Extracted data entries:
****************************************

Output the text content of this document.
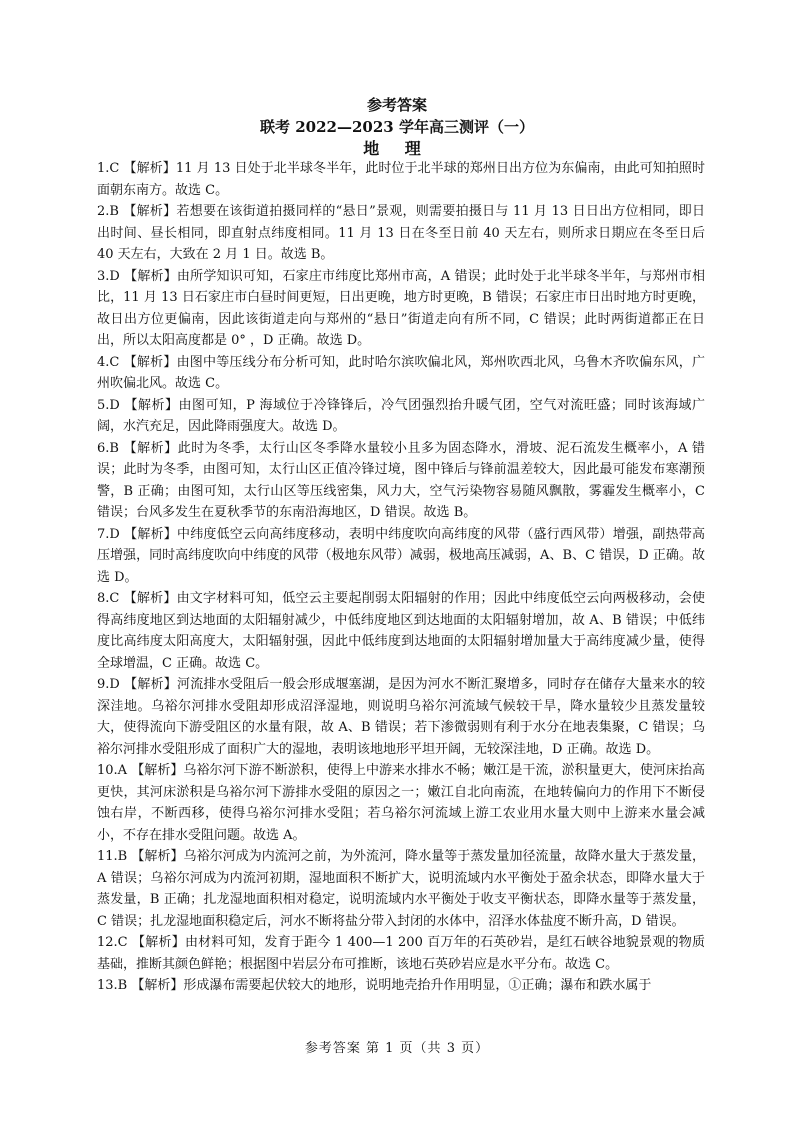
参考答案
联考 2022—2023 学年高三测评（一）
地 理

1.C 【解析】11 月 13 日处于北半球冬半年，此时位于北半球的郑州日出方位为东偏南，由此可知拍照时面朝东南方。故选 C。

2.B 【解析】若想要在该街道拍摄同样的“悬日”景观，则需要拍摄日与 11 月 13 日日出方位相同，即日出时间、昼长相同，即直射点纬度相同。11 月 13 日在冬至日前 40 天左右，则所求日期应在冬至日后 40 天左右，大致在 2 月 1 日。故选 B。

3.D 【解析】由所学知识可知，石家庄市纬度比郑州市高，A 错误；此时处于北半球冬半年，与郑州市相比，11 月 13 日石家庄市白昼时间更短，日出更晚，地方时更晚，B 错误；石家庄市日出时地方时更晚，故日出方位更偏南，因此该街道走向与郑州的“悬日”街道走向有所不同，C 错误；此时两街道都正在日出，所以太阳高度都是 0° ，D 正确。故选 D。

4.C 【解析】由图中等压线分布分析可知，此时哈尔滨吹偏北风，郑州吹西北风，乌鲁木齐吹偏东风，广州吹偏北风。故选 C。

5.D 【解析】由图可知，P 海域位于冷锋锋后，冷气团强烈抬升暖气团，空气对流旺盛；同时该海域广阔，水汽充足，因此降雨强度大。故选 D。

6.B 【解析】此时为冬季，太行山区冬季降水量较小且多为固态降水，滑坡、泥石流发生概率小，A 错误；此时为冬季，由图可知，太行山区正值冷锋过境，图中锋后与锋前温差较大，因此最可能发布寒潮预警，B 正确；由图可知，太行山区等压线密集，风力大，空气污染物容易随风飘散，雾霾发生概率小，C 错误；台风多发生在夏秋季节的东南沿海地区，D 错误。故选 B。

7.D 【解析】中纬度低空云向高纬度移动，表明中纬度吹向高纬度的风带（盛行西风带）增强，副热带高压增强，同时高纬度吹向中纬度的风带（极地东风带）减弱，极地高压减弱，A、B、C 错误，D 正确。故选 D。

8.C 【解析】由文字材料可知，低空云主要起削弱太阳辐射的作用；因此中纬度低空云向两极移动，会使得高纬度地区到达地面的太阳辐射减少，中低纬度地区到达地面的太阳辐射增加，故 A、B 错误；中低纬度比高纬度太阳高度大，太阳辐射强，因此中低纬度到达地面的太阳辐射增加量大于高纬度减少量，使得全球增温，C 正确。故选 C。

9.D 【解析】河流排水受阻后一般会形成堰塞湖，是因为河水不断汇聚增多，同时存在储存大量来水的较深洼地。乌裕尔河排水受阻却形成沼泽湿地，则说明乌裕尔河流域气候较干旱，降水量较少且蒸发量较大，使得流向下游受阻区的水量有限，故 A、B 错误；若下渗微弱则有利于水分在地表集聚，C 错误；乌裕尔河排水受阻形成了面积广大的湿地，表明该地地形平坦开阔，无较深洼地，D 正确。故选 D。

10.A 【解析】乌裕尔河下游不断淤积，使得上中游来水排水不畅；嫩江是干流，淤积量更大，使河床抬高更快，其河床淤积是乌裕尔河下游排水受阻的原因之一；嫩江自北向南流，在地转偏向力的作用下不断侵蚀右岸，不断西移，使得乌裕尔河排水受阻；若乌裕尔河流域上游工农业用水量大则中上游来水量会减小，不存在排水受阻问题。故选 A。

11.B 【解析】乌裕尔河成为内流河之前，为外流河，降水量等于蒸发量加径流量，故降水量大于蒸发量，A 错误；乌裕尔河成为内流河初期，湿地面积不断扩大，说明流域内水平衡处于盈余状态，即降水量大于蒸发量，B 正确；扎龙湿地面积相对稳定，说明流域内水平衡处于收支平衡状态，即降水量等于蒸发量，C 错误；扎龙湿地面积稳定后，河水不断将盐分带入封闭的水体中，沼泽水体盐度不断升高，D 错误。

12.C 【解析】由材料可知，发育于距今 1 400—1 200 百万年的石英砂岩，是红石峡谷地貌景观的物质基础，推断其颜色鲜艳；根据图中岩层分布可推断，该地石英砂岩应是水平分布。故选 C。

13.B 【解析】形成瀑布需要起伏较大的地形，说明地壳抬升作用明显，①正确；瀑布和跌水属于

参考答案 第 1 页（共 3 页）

****************************************

[SET TASK]
Copy each line that holds the word "由图可知".

[OUTPUT BELOW]
5.D 【解析】由图可知，P 海域位于冷锋锋后，冷气团强烈抬升暖气团，空气对流旺盛；同时该海域广阔，水汽充足，因此降雨强度大。故选 D。
6.B 【解析】此时为冬季，太行山区冬季降水量较小且多为固态降水，滑坡、泥石流发生概率小，A 错误；此时为冬季，由图可知，太行山区正值冷锋过境，图中锋后与锋前温差较大，因此最可能发布寒潮预警，B 正确；由图可知，太行山区等压线密集，风力大，空气污染物容易随风飘散，雾霾发生概率小，C 错误；台风多发生在夏秋季节的东南沿海地区，D 错误。故选 B。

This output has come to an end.